__Task to carry out__: Repeat the material below exactly, with no pictures.

------------------------------

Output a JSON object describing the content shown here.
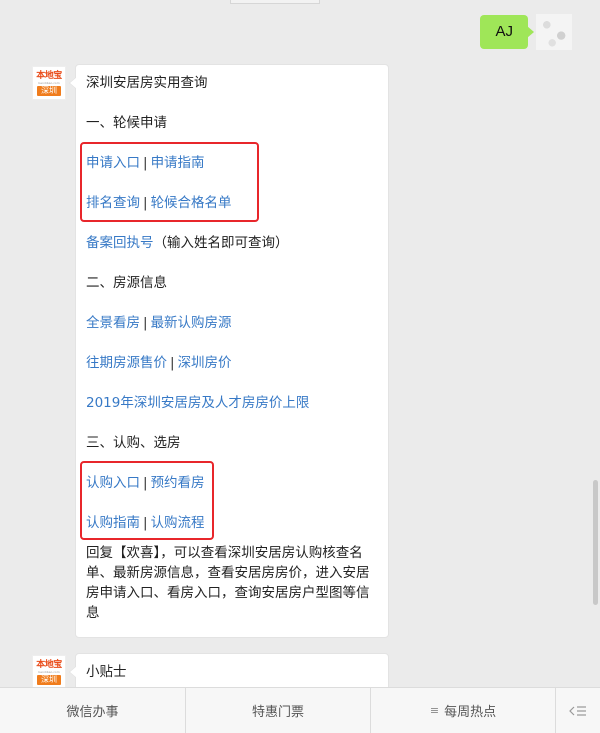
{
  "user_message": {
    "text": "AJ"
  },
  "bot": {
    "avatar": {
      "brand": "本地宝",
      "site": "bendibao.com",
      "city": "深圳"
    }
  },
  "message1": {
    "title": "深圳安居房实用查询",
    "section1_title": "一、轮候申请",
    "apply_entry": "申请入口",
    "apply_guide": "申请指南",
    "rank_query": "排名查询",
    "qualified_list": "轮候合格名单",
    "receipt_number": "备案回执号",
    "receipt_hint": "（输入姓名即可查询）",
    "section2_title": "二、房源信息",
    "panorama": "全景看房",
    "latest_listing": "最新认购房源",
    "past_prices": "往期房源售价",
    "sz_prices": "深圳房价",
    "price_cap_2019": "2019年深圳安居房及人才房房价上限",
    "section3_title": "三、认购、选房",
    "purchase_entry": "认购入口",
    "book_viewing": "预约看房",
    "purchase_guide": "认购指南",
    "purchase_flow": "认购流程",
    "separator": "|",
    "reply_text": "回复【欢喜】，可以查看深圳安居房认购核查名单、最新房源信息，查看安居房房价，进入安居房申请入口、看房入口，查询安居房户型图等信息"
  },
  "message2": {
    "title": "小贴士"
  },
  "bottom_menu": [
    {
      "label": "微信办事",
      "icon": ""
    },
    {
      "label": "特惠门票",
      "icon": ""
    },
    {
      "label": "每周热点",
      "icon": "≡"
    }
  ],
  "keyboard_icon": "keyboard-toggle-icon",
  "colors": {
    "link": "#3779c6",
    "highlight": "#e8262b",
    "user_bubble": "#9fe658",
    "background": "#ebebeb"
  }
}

------------------------------

__Result of the task__:
Output a JSON object describing the content shown here.
{
  "user_message": {
    "text": "AJ"
  },
  "bot": {
    "avatar": {
      "brand": "本地宝",
      "site": "bendibao.com",
      "city": "深圳"
    }
  },
  "message1": {
    "title": "深圳安居房实用查询",
    "section1_title": "一、轮候申请",
    "apply_entry": "申请入口",
    "apply_guide": "申请指南",
    "rank_query": "排名查询",
    "qualified_list": "轮候合格名单",
    "receipt_number": "备案回执号",
    "receipt_hint": "（输入姓名即可查询）",
    "section2_title": "二、房源信息",
    "panorama": "全景看房",
    "latest_listing": "最新认购房源",
    "past_prices": "往期房源售价",
    "sz_prices": "深圳房价",
    "price_cap_2019": "2019年深圳安居房及人才房房价上限",
    "section3_title": "三、认购、选房",
    "purchase_entry": "认购入口",
    "book_viewing": "预约看房",
    "purchase_guide": "认购指南",
    "purchase_flow": "认购流程",
    "separator": "|",
    "reply_text": "回复【欢喜】，可以查看深圳安居房认购核查名单、最新房源信息，查看安居房房价，进入安居房申请入口、看房入口，查询安居房户型图等信息"
  },
  "message2": {
    "title": "小贴士"
  },
  "bottom_menu": [
    {
      "label": "微信办事",
      "icon": ""
    },
    {
      "label": "特惠门票",
      "icon": ""
    },
    {
      "label": "每周热点",
      "icon": "≡"
    }
  ],
  "keyboard_icon": "keyboard-toggle-icon",
  "colors": {
    "link": "#3779c6",
    "highlight": "#e8262b",
    "user_bubble": "#9fe658",
    "background": "#ebebeb"
  }
}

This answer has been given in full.